■ Exercise
Exclude the pictures and reproduce the remaining data exactly as written.

■ Input data
-- -- --
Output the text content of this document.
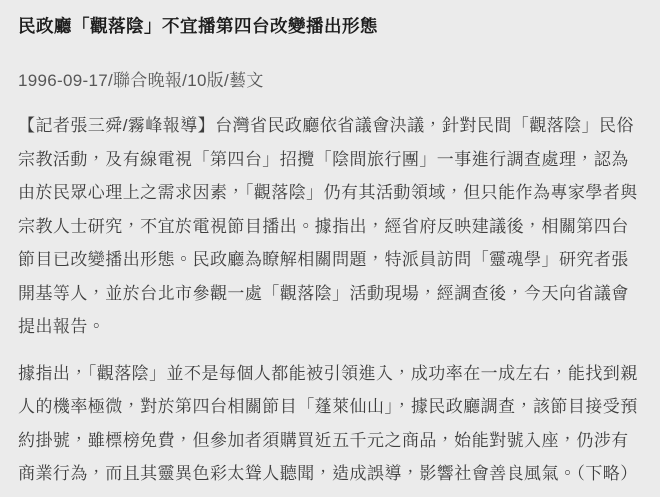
民政廳「觀落陰」不宜播第四台改變播出形態
1996-09-17/聯合晚報/10版/藝文

【記者張三舜/霧峰報導】台灣省民政廳依省議會決議，針對民間「觀落陰」民俗宗教活動，及有線電視「第四台」招攬「陰間旅行團」一事進行調查處理，認為由於民眾心理上之需求因素，「觀落陰」仍有其活動領域，但只能作為專家學者與宗教人士研究，不宜於電視節目播出。據指出，經省府反映建議後，相關第四台節目已改變播出形態。民政廳為瞭解相關問題，特派員訪問「靈魂學」研究者張開基等人，並於台北市參觀一處「觀落陰」活動現場，經調查後，今天向省議會提出報告。

據指出，「觀落陰」並不是每個人都能被引領進入，成功率在一成左右，能找到親人的機率極微，對於第四台相關節目「蓬萊仙山」，據民政廳調查，該節目接受預約掛號，雖標榜免費，但參加者須購買近五千元之商品，始能對號入座，仍涉有商業行為，而且其靈異色彩太聳人聽聞，造成誤導，影響社會善良風氣。（下略）
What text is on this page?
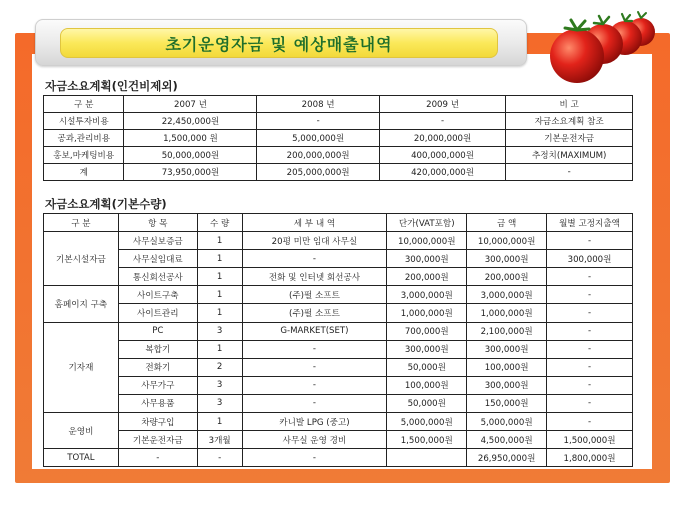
초기운영자금 및 예상매출내역
자금소요계획(인건비제외)
구 분	2007 년	2008 년	2009 년	비 고
시설투자비용	22,450,000원	-	-	자금소요계획 참조
공과,관리비용	1,500,000 원	5,000,000원	20,000,000원	기본운전자금
홍보,마케팅비용	50,000,000원	200,000,000원	400,000,000원	추정치(MAXIMUM)
계	73,950,000원	205,000,000원	420,000,000원	-
자금소요계획(기본수량)
구 분	항 목	수 량	세 부 내 역	단가(VAT포함)	금 액	월별 고정지출액
기본시설자금	사무실보증금	1	20평 미만 임대 사무실	10,000,000원	10,000,000원	-
	사무실임대료	1	-	300,000원	300,000원	300,000원
	통신회선공사	1	전화 및 인터넷 회선공사	200,000원	200,000원	-
홈페이지 구축	사이트구축	1	(주)펄 소프트	3,000,000원	3,000,000원	-
	사이트관리	1	(주)펄 소프트	1,000,000원	1,000,000원	-
기자재	PC	3	G-MARKET(SET)	700,000원	2,100,000원	-
	복합기	1	-	300,000원	300,000원	-
	전화기	2	-	50,000원	100,000원	-
	사무가구	3	-	100,000원	300,000원	-
	사무용품	3	-	50,000원	150,000원	-
운영비	차량구입	1	카니발 LPG (중고)	5,000,000원	5,000,000원	-
	기본운전자금	3개월	사무실 운영 경비	1,500,000원	4,500,000원	1,500,000원
TOTAL	-	-	-		26,950,000원	1,800,000원
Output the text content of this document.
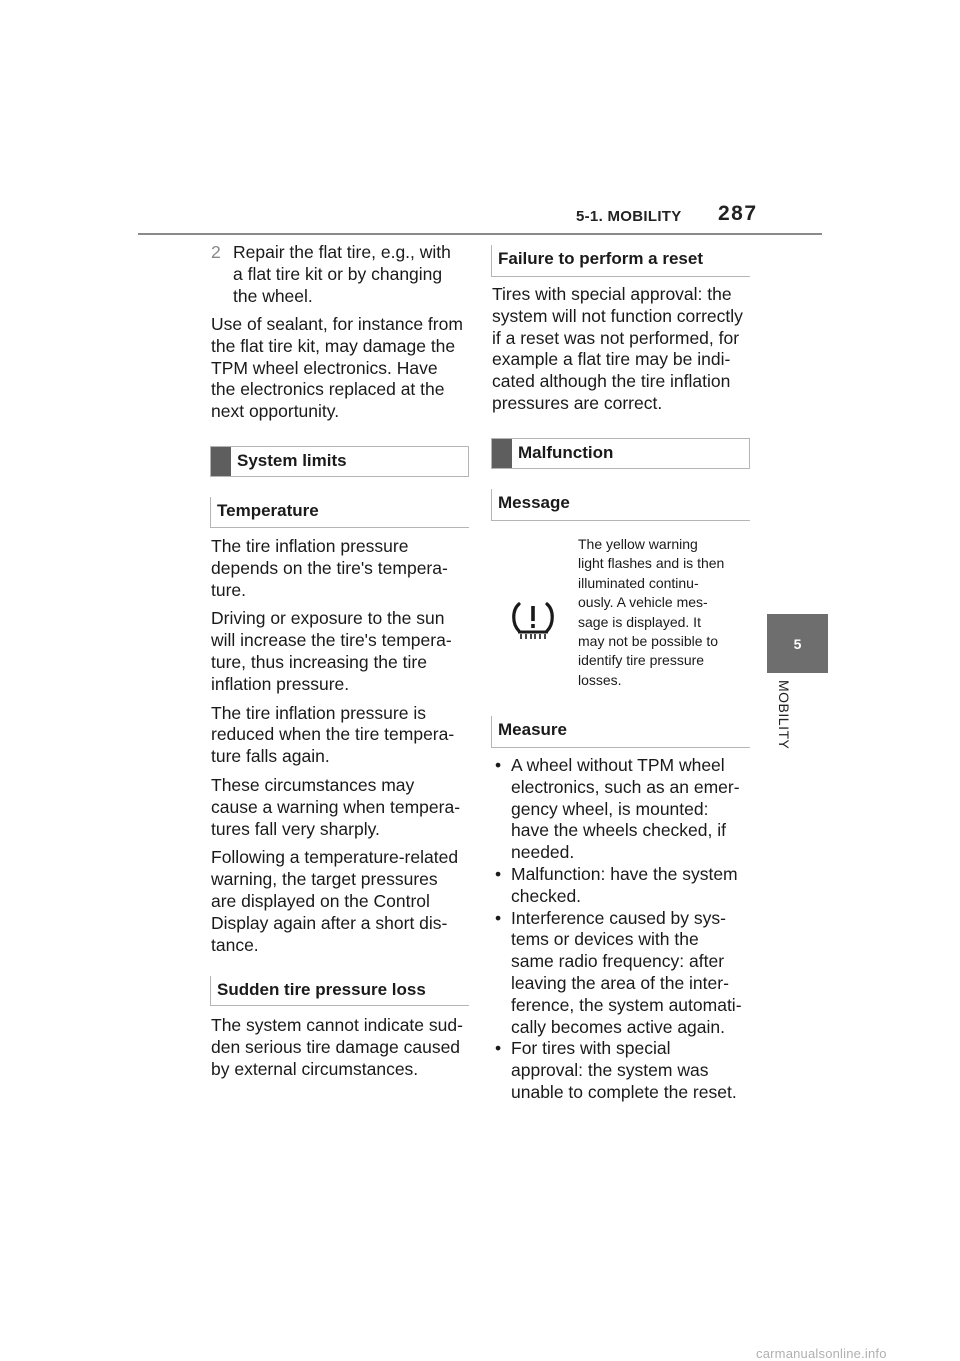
5-1. MOBILITY 287
5
MOBILITY
2 Repair the flat tire, e.g., with
a flat tire kit or by changing
the wheel.
Use of sealant, for instance from
the flat tire kit, may damage the
TPM wheel electronics. Have
the electronics replaced at the
next opportunity.
System limits
Temperature
The tire inflation pressure
depends on the tire's tempera-
ture.
Driving or exposure to the sun
will increase the tire's tempera-
ture, thus increasing the tire
inflation pressure.
The tire inflation pressure is
reduced when the tire tempera-
ture falls again.
These circumstances may
cause a warning when tempera-
tures fall very sharply.
Following a temperature-related
warning, the target pressures
are displayed on the Control
Display again after a short dis-
tance.
Sudden tire pressure loss
The system cannot indicate sud-
den serious tire damage caused
by external circumstances.
Failure to perform a reset
Tires with special approval: the
system will not function correctly
if a reset was not performed, for
example a flat tire may be indi-
cated although the tire inflation
pressures are correct.
Malfunction
Message
The yellow warning
light flashes and is then
illuminated continu-
ously. A vehicle mes-
sage is displayed. It
may not be possible to
identify tire pressure
losses.
Measure
• A wheel without TPM wheel
electronics, such as an emer-
gency wheel, is mounted:
have the wheels checked, if
needed.
• Malfunction: have the system
checked.
• Interference caused by sys-
tems or devices with the
same radio frequency: after
leaving the area of the inter-
ference, the system automati-
cally becomes active again.
• For tires with special
approval: the system was
unable to complete the reset.
carmanualsonline.info
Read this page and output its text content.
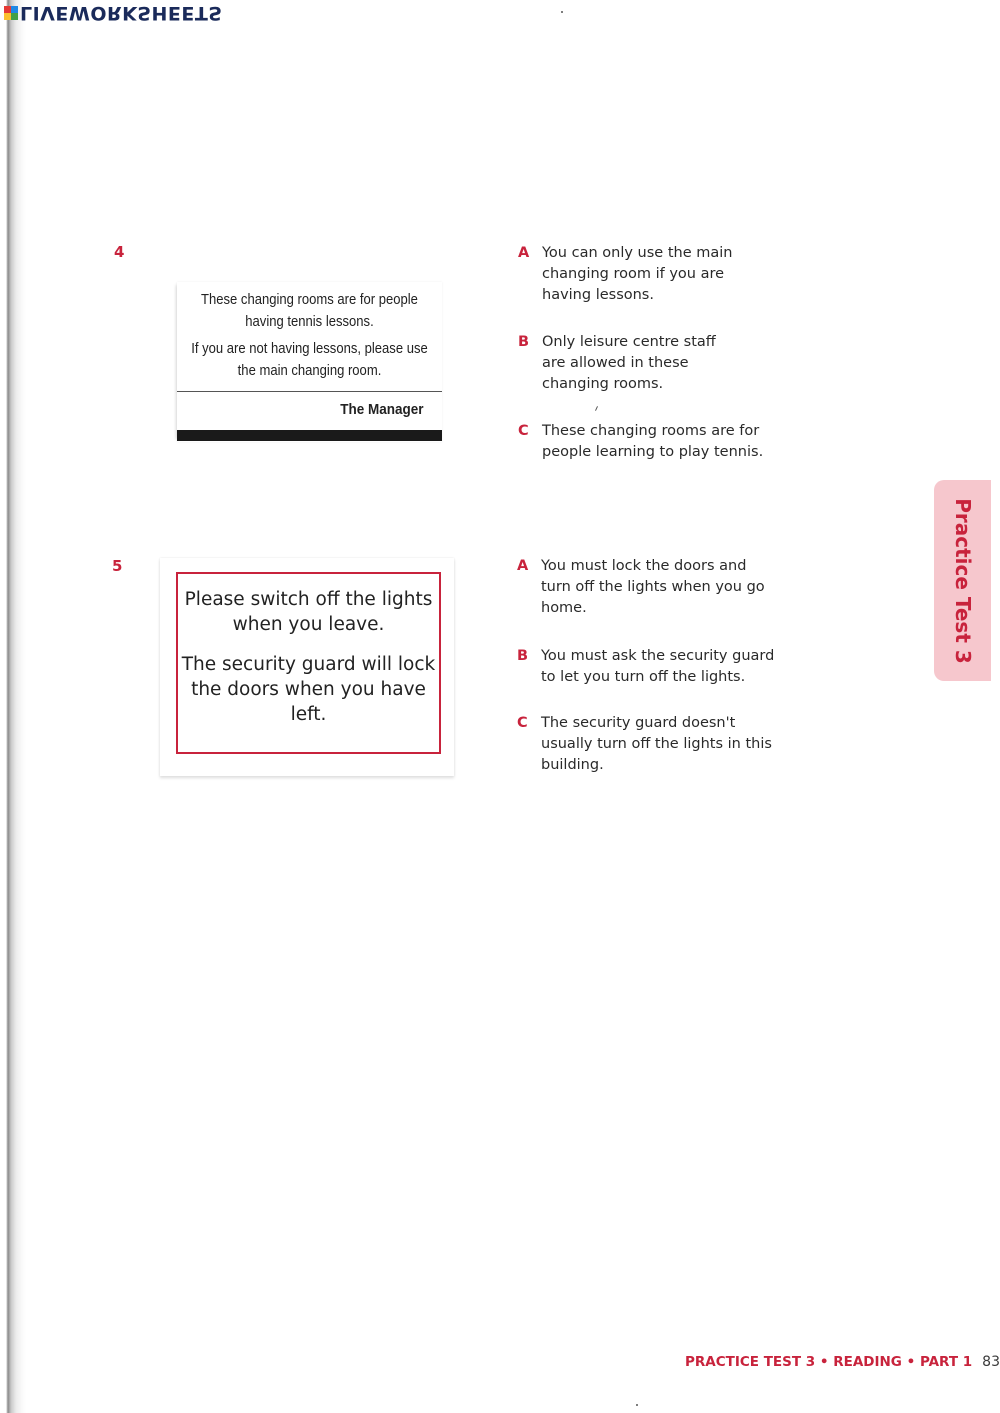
LIVEWORKSHEETS
4

These changing rooms are for people having tennis lessons.

If you are not having lessons, please use the main changing room.

The Manager
A You can only use the main changing room if you are having lessons.
B Only leisure centre staff are allowed in these changing rooms.
C These changing rooms are for people learning to play tennis.
5

Please switch off the lights when you leave.

The security guard will lock the doors when you have left.

A You must lock the doors and turn off the lights when you go home.
B You must ask the security guard to let you turn off the lights.
C The security guard doesn't usually turn off the lights in this building.
Practice Test 3
PRACTICE TEST 3 • READING • PART 1 83
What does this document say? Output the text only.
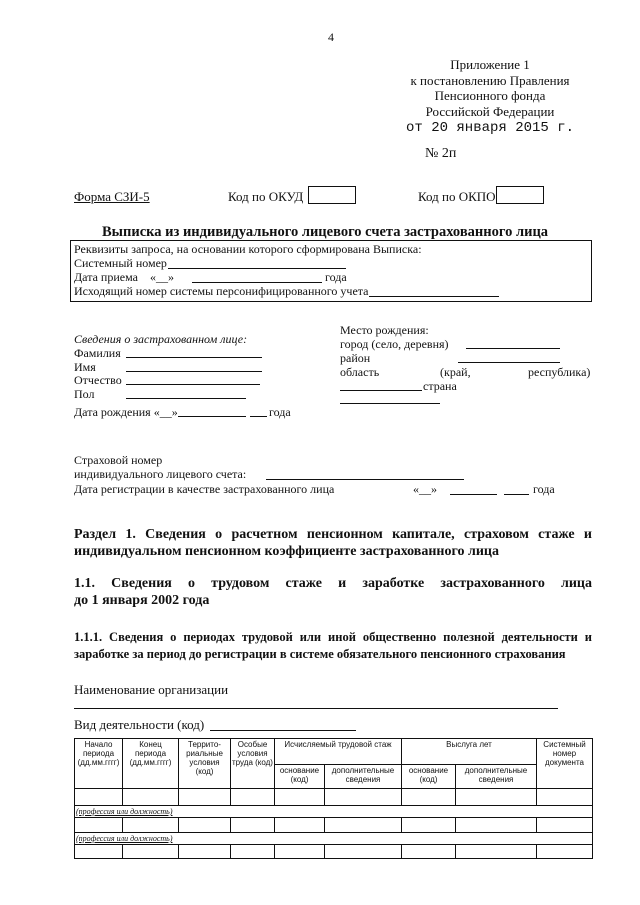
4
Приложение 1
к постановлению Правления
Пенсионного фонда
Российской Федерации
от 20 января 2015 г.
№ 2п
Форма СЗИ-5	Код по ОКУД	Код по ОКПО
Выписка из индивидуального лицевого счета застрахованного лица
Реквизиты запроса, на основании которого сформирована Выписка:
Системный номер
Дата приема «__»	года
Исходящий номер системы персонифицированного учета
Сведения о застрахованном лице:
Фамилия
Имя
Отчество
Пол
Дата рождения «__»	года
Место рождения:
город (село, деревня)
район
область	(край,	республика)
страна
Страховой номер
индивидуального лицевого счета:
Дата регистрации в качестве застрахованного лица	«__»	года
Раздел 1. Сведения о расчетном пенсионном капитале, страховом стаже и
индивидуальном пенсионном коэффициенте застрахованного лица
1.1. Сведения о трудовом стаже и заработке застрахованного лица
до 1 января 2002 года
1.1.1. Сведения о периодах трудовой или иной общественно полезной деятельности и
заработке за период до регистрации в системе обязательного пенсионного страхования
Наименование организации
Вид деятельности (код)
Начало периода (дд.мм.гггг)	Конец периода (дд.мм.гггг)	Террито-риальные условия (код)	Особые условия труда (код)	Исчисляемый трудовой стаж		Выслуга лет		Системный номер документа
				основание (код)	дополнительные сведения	основание (код)	дополнительные сведения	

(профессия или должность)								

(профессия или должность)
-- -- --
■ Response to the task
Output the text content of this document.
民政廳「觀落陰」不宜播第四台改變播出形態
1996-09-17/聯合晚報/10版/藝文

【記者張三舜/霧峰報導】台灣省民政廳依省議會決議，針對民間「觀落陰」民俗宗教活動，及有線電視「第四台」招攬「陰間旅行團」一事進行調查處理，認為由於民眾心理上之需求因素，「觀落陰」仍有其活動領域，但只能作為專家學者與宗教人士研究，不宜於電視節目播出。據指出，經省府反映建議後，相關第四台節目已改變播出形態。民政廳為瞭解相關問題，特派員訪問「靈魂學」研究者張開基等人，並於台北市參觀一處「觀落陰」活動現場，經調查後，今天向省議會提出報告。

據指出，「觀落陰」並不是每個人都能被引領進入，成功率在一成左右，能找到親人的機率極微，對於第四台相關節目「蓬萊仙山」，據民政廳調查，該節目接受預約掛號，雖標榜免費，但參加者須購買近五千元之商品，始能對號入座，仍涉有商業行為，而且其靈異色彩太聳人聽聞，造成誤導，影響社會善良風氣。（下略）
What text is on this page?
초기운영자금 및 예상매출내역
자금소요계획(인건비제외)
구 분	2007 년	2008 년	2009 년	비 고
시설투자비용	22,450,000원	-	-	자금소요계획 참조
공과,관리비용	1,500,000 원	5,000,000원	20,000,000원	기본운전자금
홍보,마케팅비용	50,000,000원	200,000,000원	400,000,000원	추정치(MAXIMUM)
계	73,950,000원	205,000,000원	420,000,000원	-
자금소요계획(기본수량)
구 분	항 목	수 량	세 부 내 역	단가(VAT포함)	금 액	월별 고정지출액
기본시설자금	사무실보증금	1	20평 미만 임대 사무실	10,000,000원	10,000,000원	-
	사무실임대료	1	-	300,000원	300,000원	300,000원
	통신회선공사	1	전화 및 인터넷 회선공사	200,000원	200,000원	-
홈페이지 구축	사이트구축	1	(주)펄 소프트	3,000,000원	3,000,000원	-
	사이트관리	1	(주)펄 소프트	1,000,000원	1,000,000원	-
기자재	PC	3	G-MARKET(SET)	700,000원	2,100,000원	-
	복합기	1	-	300,000원	300,000원	-
	전화기	2	-	50,000원	100,000원	-
	사무가구	3	-	100,000원	300,000원	-
	사무용품	3	-	50,000원	150,000원	-
운영비	차량구입	1	카니발 LPG (중고)	5,000,000원	5,000,000원	-
	기본운전자금	3개월	사무실 운영 경비	1,500,000원	4,500,000원	1,500,000원
TOTAL	-	-	-		26,950,000원	1,800,000원
Output the text content of this document.
5-1. MOBILITY 287
5
MOBILITY
2 Repair the flat tire, e.g., with
a flat tire kit or by changing
the wheel.
Use of sealant, for instance from
the flat tire kit, may damage the
TPM wheel electronics. Have
the electronics replaced at the
next opportunity.
System limits
Temperature
The tire inflation pressure
depends on the tire's tempera-
ture.
Driving or exposure to the sun
will increase the tire's tempera-
ture, thus increasing the tire
inflation pressure.
The tire inflation pressure is
reduced when the tire tempera-
ture falls again.
These circumstances may
cause a warning when tempera-
tures fall very sharply.
Following a temperature-related
warning, the target pressures
are displayed on the Control
Display again after a short dis-
tance.
Sudden tire pressure loss
The system cannot indicate sud-
den serious tire damage caused
by external circumstances.
Failure to perform a reset
Tires with special approval: the
system will not function correctly
if a reset was not performed, for
example a flat tire may be indi-
cated although the tire inflation
pressures are correct.
Malfunction
Message
The yellow warning
light flashes and is then
illuminated continu-
ously. A vehicle mes-
sage is displayed. It
may not be possible to
identify tire pressure
losses.
Measure
• A wheel without TPM wheel
electronics, such as an emer-
gency wheel, is mounted:
have the wheels checked, if
needed.
• Malfunction: have the system
checked.
• Interference caused by sys-
tems or devices with the
same radio frequency: after
leaving the area of the inter-
ference, the system automati-
cally becomes active again.
• For tires with special
approval: the system was
unable to complete the reset.
carmanualsonline.info
Read this page and output its text content.
LIVEWORKSHEETS
4

These changing rooms are for people having tennis lessons.

If you are not having lessons, please use the main changing room.

The Manager
A You can only use the main changing room if you are having lessons.
B Only leisure centre staff are allowed in these changing rooms.
C These changing rooms are for people learning to play tennis.
5

Please switch off the lights when you leave.

The security guard will lock the doors when you have left.

A You must lock the doors and turn off the lights when you go home.
B You must ask the security guard to let you turn off the lights.
C The security guard doesn't usually turn off the lights in this building.
Practice Test 3
PRACTICE TEST 3 • READING • PART 1 83
What does this document say? Output the text only.
4
Приложение 1
к постановлению Правления
Пенсионного фонда
Российской Федерации
от 20 января 2015 г.
№ 2п
Форма СЗИ-5	Код по ОКУД	Код по ОКПО
Выписка из индивидуального лицевого счета застрахованного лица
Реквизиты запроса, на основании которого сформирована Выписка:
Системный номер
Дата приема «__»	года
Исходящий номер системы персонифицированного учета
Сведения о застрахованном лице:
Фамилия
Имя
Отчество
Пол
Дата рождения «__»	года
Место рождения:
город (село, деревня)
район
область	(край,	республика)
страна
Страховой номер
индивидуального лицевого счета:
Дата регистрации в качестве застрахованного лица	«__»	года
Раздел 1. Сведения о расчетном пенсионном капитале, страховом стаже и
индивидуальном пенсионном коэффициенте застрахованного лица
1.1. Сведения о трудовом стаже и заработке застрахованного лица
до 1 января 2002 года
1.1.1. Сведения о периодах трудовой или иной общественно полезной деятельности и
заработке за период до регистрации в системе обязательного пенсионного страхования
Наименование организации
Вид деятельности (код)
Начало периода (дд.мм.гггг)	Конец периода (дд.мм.гггг)	Террито-риальные условия (код)	Особые условия труда (код)	Исчисляемый трудовой стаж		Выслуга лет		Системный номер документа
				основание (код)	дополнительные сведения	основание (код)	дополнительные сведения	

(профессия или должность)								

(профессия или должность)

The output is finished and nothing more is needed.